# Directions
Find each line containing the string "shown" and return it.

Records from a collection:

━━━━━━

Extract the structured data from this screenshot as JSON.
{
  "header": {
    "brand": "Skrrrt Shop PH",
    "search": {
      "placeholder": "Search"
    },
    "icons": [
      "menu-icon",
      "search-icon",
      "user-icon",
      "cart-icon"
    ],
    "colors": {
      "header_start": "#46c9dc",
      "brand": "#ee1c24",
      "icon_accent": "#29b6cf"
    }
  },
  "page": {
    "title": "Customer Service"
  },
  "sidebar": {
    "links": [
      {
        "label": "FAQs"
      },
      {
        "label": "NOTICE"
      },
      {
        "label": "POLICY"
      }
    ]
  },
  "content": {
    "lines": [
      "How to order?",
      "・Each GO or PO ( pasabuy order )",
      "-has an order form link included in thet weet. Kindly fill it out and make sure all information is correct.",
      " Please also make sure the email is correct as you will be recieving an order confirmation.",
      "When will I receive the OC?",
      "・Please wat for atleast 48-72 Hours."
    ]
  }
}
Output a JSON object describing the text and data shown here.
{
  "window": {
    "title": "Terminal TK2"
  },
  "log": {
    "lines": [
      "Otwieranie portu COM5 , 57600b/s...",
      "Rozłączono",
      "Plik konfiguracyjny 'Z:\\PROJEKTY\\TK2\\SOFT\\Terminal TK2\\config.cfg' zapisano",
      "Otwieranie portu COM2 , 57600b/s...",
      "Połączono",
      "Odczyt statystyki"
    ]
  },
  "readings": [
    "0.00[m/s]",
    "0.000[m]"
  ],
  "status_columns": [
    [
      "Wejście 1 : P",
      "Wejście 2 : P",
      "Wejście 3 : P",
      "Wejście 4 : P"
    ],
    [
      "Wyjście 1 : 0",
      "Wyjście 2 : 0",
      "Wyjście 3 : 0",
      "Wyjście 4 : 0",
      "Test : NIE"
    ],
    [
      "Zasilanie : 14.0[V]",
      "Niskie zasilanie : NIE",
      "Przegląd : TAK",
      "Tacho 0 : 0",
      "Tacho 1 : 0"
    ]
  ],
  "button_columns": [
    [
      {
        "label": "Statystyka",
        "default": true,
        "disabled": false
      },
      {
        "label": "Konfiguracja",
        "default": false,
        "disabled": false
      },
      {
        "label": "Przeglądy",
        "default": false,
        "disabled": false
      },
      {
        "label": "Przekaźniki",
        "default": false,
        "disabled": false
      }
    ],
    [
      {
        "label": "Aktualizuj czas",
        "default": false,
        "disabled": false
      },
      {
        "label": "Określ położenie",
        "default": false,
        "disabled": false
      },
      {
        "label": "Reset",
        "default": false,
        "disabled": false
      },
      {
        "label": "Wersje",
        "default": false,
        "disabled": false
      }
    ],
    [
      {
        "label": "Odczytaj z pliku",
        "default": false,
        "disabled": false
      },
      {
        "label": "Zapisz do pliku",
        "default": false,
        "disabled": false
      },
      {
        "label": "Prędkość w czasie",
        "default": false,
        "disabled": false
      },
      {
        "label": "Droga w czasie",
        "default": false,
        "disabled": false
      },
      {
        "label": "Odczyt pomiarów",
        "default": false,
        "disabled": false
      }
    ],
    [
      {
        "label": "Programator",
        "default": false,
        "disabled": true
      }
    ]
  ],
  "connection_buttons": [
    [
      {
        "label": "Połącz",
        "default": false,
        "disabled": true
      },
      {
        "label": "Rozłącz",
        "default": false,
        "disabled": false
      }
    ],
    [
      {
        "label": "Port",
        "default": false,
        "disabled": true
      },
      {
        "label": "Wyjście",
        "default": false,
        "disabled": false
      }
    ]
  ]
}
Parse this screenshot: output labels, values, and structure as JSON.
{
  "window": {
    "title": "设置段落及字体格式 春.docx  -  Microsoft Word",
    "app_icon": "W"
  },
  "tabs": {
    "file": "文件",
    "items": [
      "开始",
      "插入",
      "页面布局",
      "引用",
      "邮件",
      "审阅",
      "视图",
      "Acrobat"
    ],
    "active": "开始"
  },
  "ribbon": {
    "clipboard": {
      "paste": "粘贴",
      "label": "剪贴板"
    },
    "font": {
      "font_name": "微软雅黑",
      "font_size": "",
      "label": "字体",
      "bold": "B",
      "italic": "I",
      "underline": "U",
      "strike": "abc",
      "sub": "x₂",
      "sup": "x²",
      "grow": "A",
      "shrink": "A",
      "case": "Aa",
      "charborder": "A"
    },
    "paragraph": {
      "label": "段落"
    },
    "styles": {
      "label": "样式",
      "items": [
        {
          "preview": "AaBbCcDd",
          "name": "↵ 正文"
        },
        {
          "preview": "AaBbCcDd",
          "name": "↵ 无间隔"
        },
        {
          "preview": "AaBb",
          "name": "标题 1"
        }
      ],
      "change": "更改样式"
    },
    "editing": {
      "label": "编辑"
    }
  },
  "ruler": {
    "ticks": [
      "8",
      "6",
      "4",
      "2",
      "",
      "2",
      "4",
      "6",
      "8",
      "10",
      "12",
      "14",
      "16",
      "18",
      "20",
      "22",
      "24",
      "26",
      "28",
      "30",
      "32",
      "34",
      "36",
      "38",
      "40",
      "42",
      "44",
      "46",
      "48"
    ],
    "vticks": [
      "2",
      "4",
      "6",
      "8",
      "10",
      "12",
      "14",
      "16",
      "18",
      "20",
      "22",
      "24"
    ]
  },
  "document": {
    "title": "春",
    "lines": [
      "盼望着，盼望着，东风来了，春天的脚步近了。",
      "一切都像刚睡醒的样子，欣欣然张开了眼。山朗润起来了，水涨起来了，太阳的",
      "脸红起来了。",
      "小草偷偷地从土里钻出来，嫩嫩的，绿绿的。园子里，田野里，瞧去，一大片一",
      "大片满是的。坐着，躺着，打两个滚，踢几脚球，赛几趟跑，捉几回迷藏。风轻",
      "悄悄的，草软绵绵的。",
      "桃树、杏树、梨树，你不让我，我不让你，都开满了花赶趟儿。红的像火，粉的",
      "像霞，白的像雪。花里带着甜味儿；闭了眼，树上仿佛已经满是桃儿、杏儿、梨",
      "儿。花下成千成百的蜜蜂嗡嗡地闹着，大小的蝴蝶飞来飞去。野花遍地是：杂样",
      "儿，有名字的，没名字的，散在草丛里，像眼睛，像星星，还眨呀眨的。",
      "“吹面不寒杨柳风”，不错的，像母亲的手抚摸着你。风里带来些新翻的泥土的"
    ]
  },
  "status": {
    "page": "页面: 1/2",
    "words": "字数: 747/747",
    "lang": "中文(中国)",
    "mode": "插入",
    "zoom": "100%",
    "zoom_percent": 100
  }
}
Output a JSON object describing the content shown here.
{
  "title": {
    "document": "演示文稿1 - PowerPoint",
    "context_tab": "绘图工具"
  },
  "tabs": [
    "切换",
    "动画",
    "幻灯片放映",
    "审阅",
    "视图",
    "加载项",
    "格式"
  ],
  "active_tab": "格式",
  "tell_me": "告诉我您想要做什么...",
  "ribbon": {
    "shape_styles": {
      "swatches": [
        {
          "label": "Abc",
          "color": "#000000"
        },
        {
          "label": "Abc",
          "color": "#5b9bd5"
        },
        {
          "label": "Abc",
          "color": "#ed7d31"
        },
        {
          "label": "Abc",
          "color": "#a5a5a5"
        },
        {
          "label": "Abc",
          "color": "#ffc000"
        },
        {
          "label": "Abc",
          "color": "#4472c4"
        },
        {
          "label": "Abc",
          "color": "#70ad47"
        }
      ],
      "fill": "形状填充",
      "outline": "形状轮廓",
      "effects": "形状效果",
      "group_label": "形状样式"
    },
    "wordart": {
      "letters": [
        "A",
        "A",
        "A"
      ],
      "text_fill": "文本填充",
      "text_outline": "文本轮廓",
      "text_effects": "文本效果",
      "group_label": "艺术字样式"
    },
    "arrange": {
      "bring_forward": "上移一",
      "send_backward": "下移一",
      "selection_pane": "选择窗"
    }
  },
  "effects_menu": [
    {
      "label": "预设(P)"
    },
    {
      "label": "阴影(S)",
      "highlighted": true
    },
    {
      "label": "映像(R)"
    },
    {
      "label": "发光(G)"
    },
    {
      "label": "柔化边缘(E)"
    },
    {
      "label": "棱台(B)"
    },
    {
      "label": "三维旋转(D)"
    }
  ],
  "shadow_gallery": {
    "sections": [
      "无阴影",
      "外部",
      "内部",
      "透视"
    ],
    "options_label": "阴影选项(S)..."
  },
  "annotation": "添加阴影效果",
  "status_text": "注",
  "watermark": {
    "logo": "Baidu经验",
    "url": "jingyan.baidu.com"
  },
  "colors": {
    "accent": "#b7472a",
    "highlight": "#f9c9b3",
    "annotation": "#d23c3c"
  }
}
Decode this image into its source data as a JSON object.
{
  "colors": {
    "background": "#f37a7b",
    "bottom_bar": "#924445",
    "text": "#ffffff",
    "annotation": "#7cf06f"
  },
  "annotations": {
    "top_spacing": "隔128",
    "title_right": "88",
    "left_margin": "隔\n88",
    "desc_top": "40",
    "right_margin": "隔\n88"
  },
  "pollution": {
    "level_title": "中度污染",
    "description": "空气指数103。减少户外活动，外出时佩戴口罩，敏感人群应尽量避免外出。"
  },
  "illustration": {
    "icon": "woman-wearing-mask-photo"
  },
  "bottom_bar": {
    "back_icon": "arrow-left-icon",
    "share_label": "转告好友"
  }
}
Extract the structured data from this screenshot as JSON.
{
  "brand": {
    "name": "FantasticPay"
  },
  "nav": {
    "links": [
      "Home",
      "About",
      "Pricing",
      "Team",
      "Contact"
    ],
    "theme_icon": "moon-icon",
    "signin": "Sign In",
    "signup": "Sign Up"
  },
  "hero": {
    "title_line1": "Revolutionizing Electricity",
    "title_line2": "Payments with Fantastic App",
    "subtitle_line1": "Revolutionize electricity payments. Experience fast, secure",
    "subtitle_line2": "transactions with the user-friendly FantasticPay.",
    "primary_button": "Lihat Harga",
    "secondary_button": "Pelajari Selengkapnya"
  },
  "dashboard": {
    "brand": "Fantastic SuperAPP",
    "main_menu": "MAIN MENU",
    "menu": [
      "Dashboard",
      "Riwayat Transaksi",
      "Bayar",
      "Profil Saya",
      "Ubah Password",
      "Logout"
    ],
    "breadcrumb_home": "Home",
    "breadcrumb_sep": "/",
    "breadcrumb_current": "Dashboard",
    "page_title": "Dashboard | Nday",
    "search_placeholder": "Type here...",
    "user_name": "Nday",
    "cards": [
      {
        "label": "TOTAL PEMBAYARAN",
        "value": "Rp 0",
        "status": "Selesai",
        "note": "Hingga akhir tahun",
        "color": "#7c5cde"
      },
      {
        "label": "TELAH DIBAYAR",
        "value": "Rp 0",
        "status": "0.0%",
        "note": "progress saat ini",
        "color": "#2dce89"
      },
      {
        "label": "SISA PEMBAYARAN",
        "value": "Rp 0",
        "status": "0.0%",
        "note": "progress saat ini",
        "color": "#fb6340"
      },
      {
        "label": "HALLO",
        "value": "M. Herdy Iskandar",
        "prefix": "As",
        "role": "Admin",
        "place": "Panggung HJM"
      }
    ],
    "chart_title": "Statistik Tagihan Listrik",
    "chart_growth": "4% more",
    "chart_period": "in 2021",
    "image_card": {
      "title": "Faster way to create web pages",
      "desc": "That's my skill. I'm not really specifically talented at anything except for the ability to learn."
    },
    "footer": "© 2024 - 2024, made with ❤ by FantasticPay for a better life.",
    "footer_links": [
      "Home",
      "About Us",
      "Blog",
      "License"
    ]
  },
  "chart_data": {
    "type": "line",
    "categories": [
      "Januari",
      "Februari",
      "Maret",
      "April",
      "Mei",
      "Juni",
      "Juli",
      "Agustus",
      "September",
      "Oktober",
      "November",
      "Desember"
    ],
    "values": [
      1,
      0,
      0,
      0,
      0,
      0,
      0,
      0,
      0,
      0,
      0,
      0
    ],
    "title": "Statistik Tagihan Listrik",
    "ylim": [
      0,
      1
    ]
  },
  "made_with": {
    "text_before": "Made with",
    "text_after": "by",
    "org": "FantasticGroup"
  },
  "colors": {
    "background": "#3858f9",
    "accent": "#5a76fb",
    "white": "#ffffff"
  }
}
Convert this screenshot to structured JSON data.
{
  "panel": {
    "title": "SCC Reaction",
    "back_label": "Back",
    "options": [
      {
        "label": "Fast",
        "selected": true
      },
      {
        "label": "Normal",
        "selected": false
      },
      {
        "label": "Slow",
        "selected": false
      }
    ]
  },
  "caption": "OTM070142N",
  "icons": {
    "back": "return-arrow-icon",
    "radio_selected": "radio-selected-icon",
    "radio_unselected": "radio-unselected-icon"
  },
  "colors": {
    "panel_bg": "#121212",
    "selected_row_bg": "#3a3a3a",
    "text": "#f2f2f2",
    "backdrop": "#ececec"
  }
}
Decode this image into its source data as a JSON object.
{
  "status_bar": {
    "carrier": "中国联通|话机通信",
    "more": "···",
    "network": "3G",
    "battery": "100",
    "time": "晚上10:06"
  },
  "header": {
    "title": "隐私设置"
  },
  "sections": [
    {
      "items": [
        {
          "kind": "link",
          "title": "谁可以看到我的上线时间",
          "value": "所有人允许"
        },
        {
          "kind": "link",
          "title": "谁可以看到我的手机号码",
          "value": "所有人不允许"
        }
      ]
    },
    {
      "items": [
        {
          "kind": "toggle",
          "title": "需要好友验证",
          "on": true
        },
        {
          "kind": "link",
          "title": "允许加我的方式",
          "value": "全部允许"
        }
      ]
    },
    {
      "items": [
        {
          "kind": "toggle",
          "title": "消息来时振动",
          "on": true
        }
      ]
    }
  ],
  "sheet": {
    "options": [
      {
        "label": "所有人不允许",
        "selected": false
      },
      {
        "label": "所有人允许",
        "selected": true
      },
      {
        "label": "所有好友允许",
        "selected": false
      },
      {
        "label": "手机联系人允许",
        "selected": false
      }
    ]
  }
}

━━━━━━

# Task solution
Output a JSON object describing the text and data shown here.
Output a JSON object describing the content shown here.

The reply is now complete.